## Direction
Write out the material again exactly, please, and omit the pictures.

## Material shown
BEGIN

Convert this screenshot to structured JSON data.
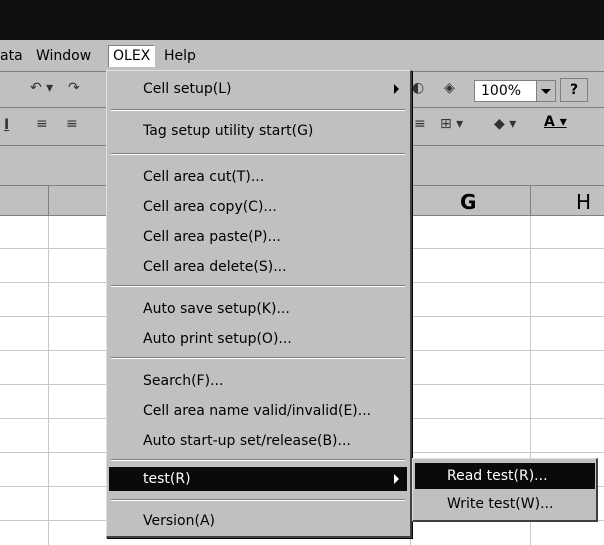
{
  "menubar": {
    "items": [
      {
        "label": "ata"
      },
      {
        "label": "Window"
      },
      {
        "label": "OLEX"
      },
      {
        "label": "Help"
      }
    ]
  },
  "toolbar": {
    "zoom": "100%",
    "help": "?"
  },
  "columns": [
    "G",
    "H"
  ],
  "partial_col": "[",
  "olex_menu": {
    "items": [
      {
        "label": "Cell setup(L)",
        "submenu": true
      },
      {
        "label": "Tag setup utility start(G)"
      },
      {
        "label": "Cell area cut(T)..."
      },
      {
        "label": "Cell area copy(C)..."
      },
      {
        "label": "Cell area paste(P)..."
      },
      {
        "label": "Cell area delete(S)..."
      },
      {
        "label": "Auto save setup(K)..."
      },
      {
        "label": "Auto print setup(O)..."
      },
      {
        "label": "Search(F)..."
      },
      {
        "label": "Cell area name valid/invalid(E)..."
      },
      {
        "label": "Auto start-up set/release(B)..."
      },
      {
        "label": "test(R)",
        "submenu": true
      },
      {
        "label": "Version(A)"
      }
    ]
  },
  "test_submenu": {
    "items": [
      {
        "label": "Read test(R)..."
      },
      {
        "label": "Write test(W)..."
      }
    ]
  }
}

END

## The answer
Convert this screenshot to structured JSON data.
{
  "menubar": {
    "items": [
      {
        "label": "ata"
      },
      {
        "label": "Window"
      },
      {
        "label": "OLEX"
      },
      {
        "label": "Help"
      }
    ]
  },
  "toolbar": {
    "zoom": "100%",
    "help": "?"
  },
  "columns": [
    "G",
    "H"
  ],
  "partial_col": "[",
  "olex_menu": {
    "items": [
      {
        "label": "Cell setup(L)",
        "submenu": true
      },
      {
        "label": "Tag setup utility start(G)"
      },
      {
        "label": "Cell area cut(T)..."
      },
      {
        "label": "Cell area copy(C)..."
      },
      {
        "label": "Cell area paste(P)..."
      },
      {
        "label": "Cell area delete(S)..."
      },
      {
        "label": "Auto save setup(K)..."
      },
      {
        "label": "Auto print setup(O)..."
      },
      {
        "label": "Search(F)..."
      },
      {
        "label": "Cell area name valid/invalid(E)..."
      },
      {
        "label": "Auto start-up set/release(B)..."
      },
      {
        "label": "test(R)",
        "submenu": true
      },
      {
        "label": "Version(A)"
      }
    ]
  },
  "test_submenu": {
    "items": [
      {
        "label": "Read test(R)..."
      },
      {
        "label": "Write test(W)..."
      }
    ]
  }
}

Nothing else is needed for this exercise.